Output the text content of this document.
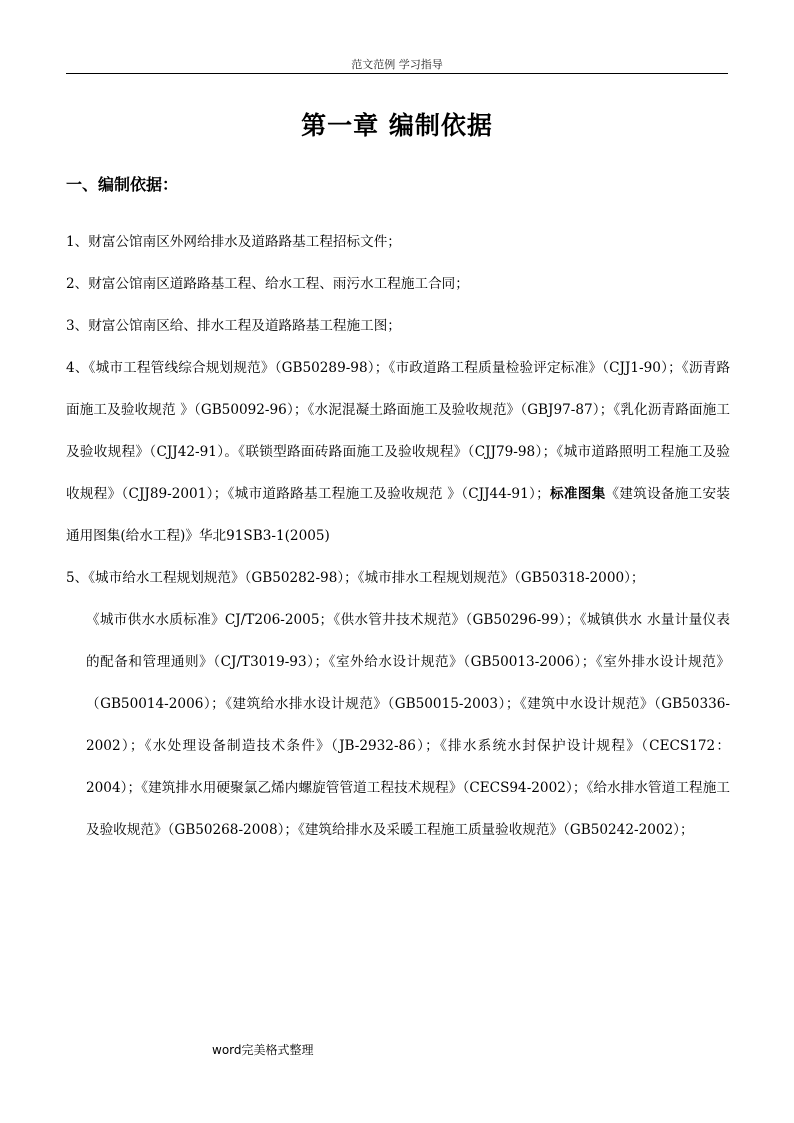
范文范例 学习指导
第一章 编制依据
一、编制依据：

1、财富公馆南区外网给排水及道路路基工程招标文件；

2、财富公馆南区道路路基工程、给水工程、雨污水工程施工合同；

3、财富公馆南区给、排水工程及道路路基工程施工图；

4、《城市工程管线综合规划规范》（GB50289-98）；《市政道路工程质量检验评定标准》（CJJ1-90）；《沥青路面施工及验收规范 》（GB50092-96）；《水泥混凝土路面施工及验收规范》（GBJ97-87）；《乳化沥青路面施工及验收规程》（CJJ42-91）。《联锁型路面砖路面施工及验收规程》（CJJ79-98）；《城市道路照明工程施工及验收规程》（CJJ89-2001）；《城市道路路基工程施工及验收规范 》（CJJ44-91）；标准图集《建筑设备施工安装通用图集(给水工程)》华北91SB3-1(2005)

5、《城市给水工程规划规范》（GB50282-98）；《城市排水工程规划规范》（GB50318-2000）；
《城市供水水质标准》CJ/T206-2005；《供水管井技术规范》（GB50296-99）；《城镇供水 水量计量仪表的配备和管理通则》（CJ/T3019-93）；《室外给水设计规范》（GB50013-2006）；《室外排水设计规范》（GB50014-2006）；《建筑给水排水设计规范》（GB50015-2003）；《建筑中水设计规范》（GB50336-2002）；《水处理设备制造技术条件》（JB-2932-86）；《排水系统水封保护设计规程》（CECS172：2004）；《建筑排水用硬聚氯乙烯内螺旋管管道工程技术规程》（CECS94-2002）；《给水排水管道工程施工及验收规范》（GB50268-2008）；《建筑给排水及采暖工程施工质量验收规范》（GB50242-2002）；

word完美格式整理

○ ○ ○ ○ ○

Short exercise> Set down the lines of the records above exactly, apart from the pictures.

Exercise response>
Output the text content of this document.
范文范例 学习指导
第一章 编制依据
一、编制依据：

1、财富公馆南区外网给排水及道路路基工程招标文件；

2、财富公馆南区道路路基工程、给水工程、雨污水工程施工合同；

3、财富公馆南区给、排水工程及道路路基工程施工图；

4、《城市工程管线综合规划规范》（GB50289-98）；《市政道路工程质量检验评定标准》（CJJ1-90）；《沥青路面施工及验收规范 》（GB50092-96）；《水泥混凝土路面施工及验收规范》（GBJ97-87）；《乳化沥青路面施工及验收规程》（CJJ42-91）。《联锁型路面砖路面施工及验收规程》（CJJ79-98）；《城市道路照明工程施工及验收规程》（CJJ89-2001）；《城市道路路基工程施工及验收规范 》（CJJ44-91）；标准图集《建筑设备施工安装通用图集(给水工程)》华北91SB3-1(2005)

5、《城市给水工程规划规范》（GB50282-98）；《城市排水工程规划规范》（GB50318-2000）；
《城市供水水质标准》CJ/T206-2005；《供水管井技术规范》（GB50296-99）；《城镇供水 水量计量仪表的配备和管理通则》（CJ/T3019-93）；《室外给水设计规范》（GB50013-2006）；《室外排水设计规范》（GB50014-2006）；《建筑给水排水设计规范》（GB50015-2003）；《建筑中水设计规范》（GB50336-2002）；《水处理设备制造技术条件》（JB-2932-86）；《排水系统水封保护设计规程》（CECS172：2004）；《建筑排水用硬聚氯乙烯内螺旋管管道工程技术规程》（CECS94-2002）；《给水排水管道工程施工及验收规范》（GB50268-2008）；《建筑给排水及采暖工程施工质量验收规范》（GB50242-2002）；

word完美格式整理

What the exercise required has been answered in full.